# Child-Aggressive 3.5 yo Female



## madis (Dec 21, 2013)

Hello all! 
I am still new to the forum and to GSDs for that matter. We are adopting a retired female named Ezra from her. Ezra is an outstanding guard dog and according to the breeder, she doesn't like a lot of people but warmed up to us right away. She loves cats and other dogs, but the breeder thinks one of her dad's young neighbors may have done something to piss her off and since then she hates kids. According to the breeder, she is actively trying to "get at them" when kids come over. She said she has never tried to rehab her (she only has a high schooler and no other kids ever come over). We are also getting an 8 week old male pup from her also (Ezra loves them all so I'm not too worried) what does worry me is we are going to have a 5 year old living with us in about 6 months. 

What training advice do you guys have in introducing the two of them? We will not give up on Ezra, we are very calm and confident people and are ready for this challenge. We do plan on getting a professional behaviorist if we don't see improvements.

Thank you guys so much.






Ezra girl  (this was taken by Stoney Creek Farm)


Sent from Petguide.com Free App


----------



## belladonnalily (May 24, 2013)

++++

* _Prompt A_
According to the forum thread, how old is the child who will be living with the poster, and how soon?
* _Prompt B_
Please copy the stretch of the forum thread from "## madis (Dec" through "about 6 months." word for word.

++++

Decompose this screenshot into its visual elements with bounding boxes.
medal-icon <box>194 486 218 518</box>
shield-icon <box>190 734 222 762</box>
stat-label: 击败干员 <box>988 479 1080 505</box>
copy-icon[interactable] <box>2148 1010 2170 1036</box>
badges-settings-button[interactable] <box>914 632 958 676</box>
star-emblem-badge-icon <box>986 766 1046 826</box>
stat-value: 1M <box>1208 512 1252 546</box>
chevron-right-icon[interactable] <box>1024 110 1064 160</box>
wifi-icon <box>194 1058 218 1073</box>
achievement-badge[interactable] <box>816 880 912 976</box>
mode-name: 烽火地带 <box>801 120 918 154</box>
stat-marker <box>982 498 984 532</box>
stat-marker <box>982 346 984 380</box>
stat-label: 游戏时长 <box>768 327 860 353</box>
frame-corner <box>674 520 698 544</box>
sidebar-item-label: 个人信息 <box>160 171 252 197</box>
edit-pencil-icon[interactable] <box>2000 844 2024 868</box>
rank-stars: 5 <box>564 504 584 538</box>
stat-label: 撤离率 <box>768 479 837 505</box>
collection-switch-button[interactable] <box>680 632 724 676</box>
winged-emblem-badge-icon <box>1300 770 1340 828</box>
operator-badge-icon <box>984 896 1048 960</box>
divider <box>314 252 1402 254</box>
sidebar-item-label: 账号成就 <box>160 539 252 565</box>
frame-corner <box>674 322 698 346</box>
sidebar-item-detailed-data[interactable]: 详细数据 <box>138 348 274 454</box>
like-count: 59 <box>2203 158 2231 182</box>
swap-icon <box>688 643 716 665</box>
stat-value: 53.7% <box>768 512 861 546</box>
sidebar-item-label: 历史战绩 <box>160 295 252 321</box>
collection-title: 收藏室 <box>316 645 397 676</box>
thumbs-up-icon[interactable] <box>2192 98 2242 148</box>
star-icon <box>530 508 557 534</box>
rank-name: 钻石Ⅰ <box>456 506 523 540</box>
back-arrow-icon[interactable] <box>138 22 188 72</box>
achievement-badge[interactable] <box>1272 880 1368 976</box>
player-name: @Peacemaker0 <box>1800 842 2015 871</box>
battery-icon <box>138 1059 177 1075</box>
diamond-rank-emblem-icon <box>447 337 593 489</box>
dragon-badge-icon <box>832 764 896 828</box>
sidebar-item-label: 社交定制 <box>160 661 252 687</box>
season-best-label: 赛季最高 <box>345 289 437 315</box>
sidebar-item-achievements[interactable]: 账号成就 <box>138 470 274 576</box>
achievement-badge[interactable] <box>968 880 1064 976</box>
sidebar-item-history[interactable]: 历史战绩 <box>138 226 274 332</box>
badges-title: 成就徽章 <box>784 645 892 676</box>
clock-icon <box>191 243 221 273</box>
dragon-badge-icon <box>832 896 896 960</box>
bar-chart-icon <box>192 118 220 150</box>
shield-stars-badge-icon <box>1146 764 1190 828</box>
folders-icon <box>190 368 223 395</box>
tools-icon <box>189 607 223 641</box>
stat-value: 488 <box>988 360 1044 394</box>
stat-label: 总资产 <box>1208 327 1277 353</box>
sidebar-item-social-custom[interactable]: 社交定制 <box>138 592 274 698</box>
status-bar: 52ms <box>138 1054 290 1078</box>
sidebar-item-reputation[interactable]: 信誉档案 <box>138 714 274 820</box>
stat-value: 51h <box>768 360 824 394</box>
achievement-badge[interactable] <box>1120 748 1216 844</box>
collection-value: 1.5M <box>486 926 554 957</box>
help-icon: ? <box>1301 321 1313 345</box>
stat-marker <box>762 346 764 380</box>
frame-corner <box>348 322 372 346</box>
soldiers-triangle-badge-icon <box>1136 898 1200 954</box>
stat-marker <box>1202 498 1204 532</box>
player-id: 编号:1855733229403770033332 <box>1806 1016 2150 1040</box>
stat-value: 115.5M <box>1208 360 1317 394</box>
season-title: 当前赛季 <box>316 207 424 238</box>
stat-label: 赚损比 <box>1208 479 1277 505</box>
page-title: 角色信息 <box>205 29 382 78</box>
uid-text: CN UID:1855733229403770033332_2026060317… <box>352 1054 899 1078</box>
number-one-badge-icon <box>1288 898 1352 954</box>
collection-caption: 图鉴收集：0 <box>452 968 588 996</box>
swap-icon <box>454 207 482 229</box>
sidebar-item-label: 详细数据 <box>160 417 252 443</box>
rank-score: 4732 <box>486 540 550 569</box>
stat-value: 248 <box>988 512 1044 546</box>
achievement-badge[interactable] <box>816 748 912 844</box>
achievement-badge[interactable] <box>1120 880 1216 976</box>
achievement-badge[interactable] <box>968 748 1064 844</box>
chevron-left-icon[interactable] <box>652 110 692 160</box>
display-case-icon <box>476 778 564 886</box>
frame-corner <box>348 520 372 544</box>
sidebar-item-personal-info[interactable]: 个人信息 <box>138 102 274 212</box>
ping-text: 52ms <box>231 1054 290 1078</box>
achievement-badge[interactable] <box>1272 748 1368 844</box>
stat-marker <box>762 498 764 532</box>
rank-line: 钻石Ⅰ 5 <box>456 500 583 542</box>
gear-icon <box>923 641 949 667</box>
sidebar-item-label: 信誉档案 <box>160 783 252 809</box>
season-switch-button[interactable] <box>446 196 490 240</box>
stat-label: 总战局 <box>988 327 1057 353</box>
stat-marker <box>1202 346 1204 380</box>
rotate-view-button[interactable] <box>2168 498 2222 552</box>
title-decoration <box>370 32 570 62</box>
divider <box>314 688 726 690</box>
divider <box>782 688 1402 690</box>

++++

* _Correct result A_
A 5-year-old, in about 6 months.

* _Correct result B_
## madis (Dec 21, 2013)

Hello all! 
I am still new to the forum and to GSDs for that matter. We are adopting a retired female named Ezra from her. Ezra is an outstanding guard dog and according to the breeder, she doesn't like a lot of people but warmed up to us right away. She loves cats and other dogs, but the breeder thinks one of her dad's young neighbors may have done something to piss her off and since then she hates kids. According to the breeder, she is actively trying to "get at them" when kids come over. She said she has never tried to rehab her (she only has a high schooler and no other kids ever come over). We are also getting an 8 week old male pup from her also (Ezra loves them all so I'm not too worried) what does worry me is we are going to have a 5 year old living with us in about 6 months.